OPDRACHTEN:
[1] Bewerk het besluit over de glastuinbouw: geef het stuk beginnend bij "Besluit van 17" en doorlopend tot en met "enz. enz. enz." opnieuw, met "glastuinbouw" vervangen door "tuinbouw".
[2] Ga door met het besluit over de glastuinbouw na de laatste zin die er staat.

Besluit van 17 december 2014 tot wijziging van het Besluit kostenverevening reductie CO2-emissies glastuinbouw onder meer in verband met opheffing bedrijfslichamen en de overname van taken

Wij Willem-Alexander, bij de gratie Gods, Koning der Nederlanden, Prins van Oranje-Nassau, enz. enz. enz.

Op de voordracht van de Staatssecretaris van Economische Zaken van 29 september 2014, nr. WJZ / 14144729, gedaan mede namens de Staatssecretaris van Infrastructuur en Milieu;

Gelet op de artikelen 15.52 en 15.53 van de Wet milieubeheer;

De Afdeling advisering van de Raad van State gehoord (advies van 15 oktober 2014, no. W15.14.0353/IV);

Gezien het nader rapport van de Staatssecretaris van Economische Zaken van 15 december 2014, nr. WJZ /14172997, uitgebracht mede namens de Staatssecretaris van Infrastructuur en Milieu;

Hebben goedgevonden en verstaan:

ARTIKEL I

Het Besluit kostenverevening reductie CO2-emissies glastuinbouw wordt als volgt gewijzigd:

A

Artikel 1 komt te luiden:

Artikel 1

In dit besluit wordt verstaan onder wet: Wet milieubeheer.

B

Artikel 2 vervalt.

C

Artikel 3 wordt als volgt gewijzigd:

1. In de aanhef wordt «De hoogte van de door een inrichting als bedoeld in artikel 2 verschuldigde vergoeding» vervangen door: De hoogte van de vergoeding die verschuldigd is door degene die een inrichting als bedoeld in artikel 15.51 van de wet drijft.

UITTREKSEL GEGEVENS:
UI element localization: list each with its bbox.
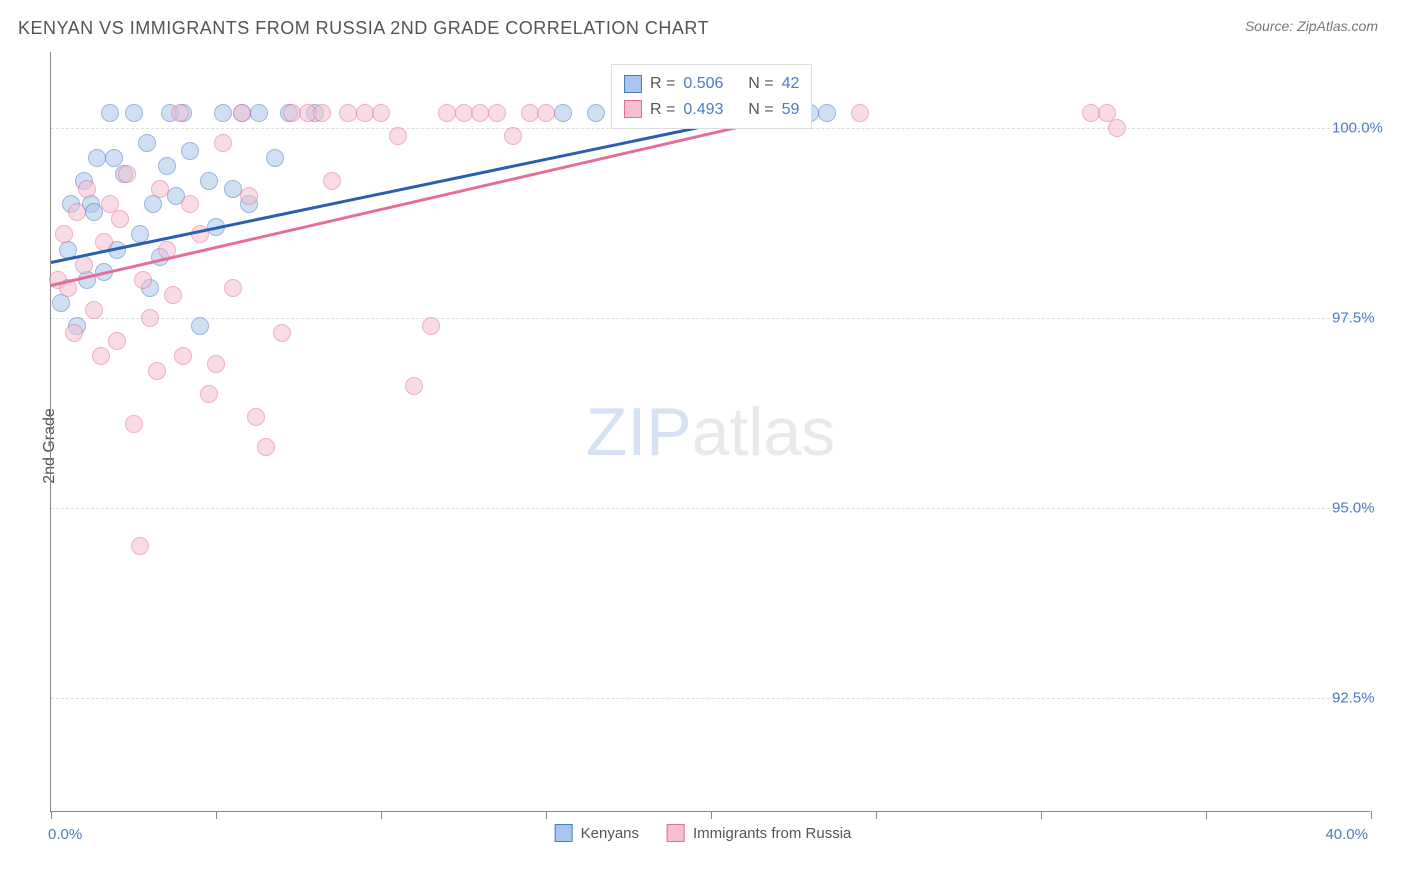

RESULTATEN:
[1]
Besluit van 17 december 2014 tot wijziging van het Besluit kostenverevening reductie CO2-emissies tuinbouw onder meer in verband met opheffing bedrijfslichamen en de overname van taken

Wij Willem-Alexander, bij de gratie Gods, Koning der Nederlanden, Prins van Oranje-Nassau, enz. enz. enz.

[2]
2. In de formule wordt «Ebt» vervangen door: Et.

3. Onder vervanging van de puntkomma aan het slot van de definitie van Eb door een punt, vervalt de definitie van Ebt.

D

Artikel 4 komt te luiden:

Artikel 4

Bij regeling van Onze Minister van Economische Zaken worden nadere regels vastgesteld inzake:

  • a. de gegevens die degene die een inrichting als bedoeld in artikel 15.51 van de wet drijft, verstrekt in het kader van de uitvoering van titel 15.13 van de wet;

  • b. het vaststellen van de waarde van V, Et, P en Eb, bedoeld in artikel 3.

E

De artikelen 5 tot en met 8 vervallen.

ARTIKEL II

  • 1. Artikel I, onderdelen A tot en met C, van dit besluit treden in werking met ingang van 1 januari 2015.

  • 2. Artikel I, onderdelen D en E, van dit besluit treden in werking op een bij koninklijk besluit te bepalen tijdstip.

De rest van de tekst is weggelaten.